[Start ENTRIES PROVIDED]
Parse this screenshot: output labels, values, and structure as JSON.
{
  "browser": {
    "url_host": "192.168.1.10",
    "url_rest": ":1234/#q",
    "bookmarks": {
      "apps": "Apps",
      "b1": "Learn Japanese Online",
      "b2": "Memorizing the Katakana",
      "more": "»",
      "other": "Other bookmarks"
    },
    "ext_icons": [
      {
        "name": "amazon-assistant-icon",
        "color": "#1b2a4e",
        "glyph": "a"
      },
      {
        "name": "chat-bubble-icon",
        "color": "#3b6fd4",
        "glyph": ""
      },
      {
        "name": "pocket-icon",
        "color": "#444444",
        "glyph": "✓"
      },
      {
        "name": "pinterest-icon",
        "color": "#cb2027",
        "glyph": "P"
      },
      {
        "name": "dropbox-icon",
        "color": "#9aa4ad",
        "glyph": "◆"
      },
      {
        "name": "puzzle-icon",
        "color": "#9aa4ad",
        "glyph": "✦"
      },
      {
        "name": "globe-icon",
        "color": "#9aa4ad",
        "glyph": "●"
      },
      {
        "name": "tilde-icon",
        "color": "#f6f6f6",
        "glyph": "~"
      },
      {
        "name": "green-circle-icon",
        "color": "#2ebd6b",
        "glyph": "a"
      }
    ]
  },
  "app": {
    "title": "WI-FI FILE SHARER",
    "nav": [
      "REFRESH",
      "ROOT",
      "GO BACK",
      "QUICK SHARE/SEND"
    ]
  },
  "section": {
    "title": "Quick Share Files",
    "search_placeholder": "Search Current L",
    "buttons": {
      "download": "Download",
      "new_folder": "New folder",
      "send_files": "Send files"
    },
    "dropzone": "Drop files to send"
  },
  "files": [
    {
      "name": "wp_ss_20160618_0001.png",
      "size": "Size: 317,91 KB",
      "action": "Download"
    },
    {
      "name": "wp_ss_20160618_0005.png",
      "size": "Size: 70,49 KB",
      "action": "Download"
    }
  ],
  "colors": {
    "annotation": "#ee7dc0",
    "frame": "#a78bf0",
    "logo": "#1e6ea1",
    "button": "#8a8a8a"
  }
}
[End ENTRIES PROVIDED]
WRITTEN INSTRUCTION »
Pull out each line of the listing that holds the string "name".

TASK RESULT »
        "name": "amazon-assistant-icon",
        "name": "chat-bubble-icon",
        "name": "pocket-icon",
        "name": "pinterest-icon",
        "name": "dropbox-icon",
        "name": "puzzle-icon",
        "name": "globe-icon",
        "name": "tilde-icon",
        "name": "green-circle-icon",
      "name": "wp_ss_20160618_0001.png",
      "name": "wp_ss_20160618_0005.png",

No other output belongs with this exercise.